Goal> Please restate the following records word for word.

Data entries
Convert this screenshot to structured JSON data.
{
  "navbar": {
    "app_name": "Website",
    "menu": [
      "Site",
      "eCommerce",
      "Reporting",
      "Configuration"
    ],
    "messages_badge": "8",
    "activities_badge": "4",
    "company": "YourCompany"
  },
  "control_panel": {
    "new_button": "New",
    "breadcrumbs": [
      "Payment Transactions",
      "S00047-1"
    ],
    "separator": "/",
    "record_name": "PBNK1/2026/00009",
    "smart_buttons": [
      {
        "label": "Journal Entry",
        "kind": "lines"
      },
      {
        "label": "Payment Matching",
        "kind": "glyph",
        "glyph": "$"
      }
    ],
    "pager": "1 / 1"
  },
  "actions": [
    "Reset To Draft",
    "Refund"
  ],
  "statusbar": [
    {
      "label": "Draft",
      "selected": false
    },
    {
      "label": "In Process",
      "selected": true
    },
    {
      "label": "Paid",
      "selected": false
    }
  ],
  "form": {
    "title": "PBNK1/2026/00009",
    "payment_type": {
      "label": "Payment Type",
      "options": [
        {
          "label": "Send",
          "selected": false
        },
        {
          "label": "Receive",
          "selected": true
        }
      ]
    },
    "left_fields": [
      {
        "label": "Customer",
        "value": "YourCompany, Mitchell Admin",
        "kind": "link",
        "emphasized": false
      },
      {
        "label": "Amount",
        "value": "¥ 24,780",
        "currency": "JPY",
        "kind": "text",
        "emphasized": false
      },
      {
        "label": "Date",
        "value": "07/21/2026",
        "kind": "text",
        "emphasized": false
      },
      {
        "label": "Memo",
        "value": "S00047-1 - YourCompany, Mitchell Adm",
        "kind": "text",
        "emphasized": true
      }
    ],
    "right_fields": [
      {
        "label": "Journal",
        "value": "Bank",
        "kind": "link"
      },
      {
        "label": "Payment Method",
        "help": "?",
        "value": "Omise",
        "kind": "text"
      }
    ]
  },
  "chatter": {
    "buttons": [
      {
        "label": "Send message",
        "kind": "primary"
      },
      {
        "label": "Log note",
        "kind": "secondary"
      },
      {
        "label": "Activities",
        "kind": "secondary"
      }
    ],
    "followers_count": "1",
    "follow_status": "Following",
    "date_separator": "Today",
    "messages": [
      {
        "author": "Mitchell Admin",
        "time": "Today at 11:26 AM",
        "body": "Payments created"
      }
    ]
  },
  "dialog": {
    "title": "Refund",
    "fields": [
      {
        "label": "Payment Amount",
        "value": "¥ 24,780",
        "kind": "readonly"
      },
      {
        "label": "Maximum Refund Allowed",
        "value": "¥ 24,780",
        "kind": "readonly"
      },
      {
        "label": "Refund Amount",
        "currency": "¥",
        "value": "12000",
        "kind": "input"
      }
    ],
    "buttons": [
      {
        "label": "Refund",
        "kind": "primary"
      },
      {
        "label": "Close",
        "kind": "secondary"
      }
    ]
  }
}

The answer>
Convert this screenshot to structured JSON data.
{
  "navbar": {
    "app_name": "Website",
    "menu": [
      "Site",
      "eCommerce",
      "Reporting",
      "Configuration"
    ],
    "messages_badge": "8",
    "activities_badge": "4",
    "company": "YourCompany"
  },
  "control_panel": {
    "new_button": "New",
    "breadcrumbs": [
      "Payment Transactions",
      "S00047-1"
    ],
    "separator": "/",
    "record_name": "PBNK1/2026/00009",
    "smart_buttons": [
      {
        "label": "Journal Entry",
        "kind": "lines"
      },
      {
        "label": "Payment Matching",
        "kind": "glyph",
        "glyph": "$"
      }
    ],
    "pager": "1 / 1"
  },
  "actions": [
    "Reset To Draft",
    "Refund"
  ],
  "statusbar": [
    {
      "label": "Draft",
      "selected": false
    },
    {
      "label": "In Process",
      "selected": true
    },
    {
      "label": "Paid",
      "selected": false
    }
  ],
  "form": {
    "title": "PBNK1/2026/00009",
    "payment_type": {
      "label": "Payment Type",
      "options": [
        {
          "label": "Send",
          "selected": false
        },
        {
          "label": "Receive",
          "selected": true
        }
      ]
    },
    "left_fields": [
      {
        "label": "Customer",
        "value": "YourCompany, Mitchell Admin",
        "kind": "link",
        "emphasized": false
      },
      {
        "label": "Amount",
        "value": "¥ 24,780",
        "currency": "JPY",
        "kind": "text",
        "emphasized": false
      },
      {
        "label": "Date",
        "value": "07/21/2026",
        "kind": "text",
        "emphasized": false
      },
      {
        "label": "Memo",
        "value": "S00047-1 - YourCompany, Mitchell Adm",
        "kind": "text",
        "emphasized": true
      }
    ],
    "right_fields": [
      {
        "label": "Journal",
        "value": "Bank",
        "kind": "link"
      },
      {
        "label": "Payment Method",
        "help": "?",
        "value": "Omise",
        "kind": "text"
      }
    ]
  },
  "chatter": {
    "buttons": [
      {
        "label": "Send message",
        "kind": "primary"
      },
      {
        "label": "Log note",
        "kind": "secondary"
      },
      {
        "label": "Activities",
        "kind": "secondary"
      }
    ],
    "followers_count": "1",
    "follow_status": "Following",
    "date_separator": "Today",
    "messages": [
      {
        "author": "Mitchell Admin",
        "time": "Today at 11:26 AM",
        "body": "Payments created"
      }
    ]
  },
  "dialog": {
    "title": "Refund",
    "fields": [
      {
        "label": "Payment Amount",
        "value": "¥ 24,780",
        "kind": "readonly"
      },
      {
        "label": "Maximum Refund Allowed",
        "value": "¥ 24,780",
        "kind": "readonly"
      },
      {
        "label": "Refund Amount",
        "currency": "¥",
        "value": "12000",
        "kind": "input"
      }
    ],
    "buttons": [
      {
        "label": "Refund",
        "kind": "primary"
      },
      {
        "label": "Close",
        "kind": "secondary"
      }
    ]
  }
}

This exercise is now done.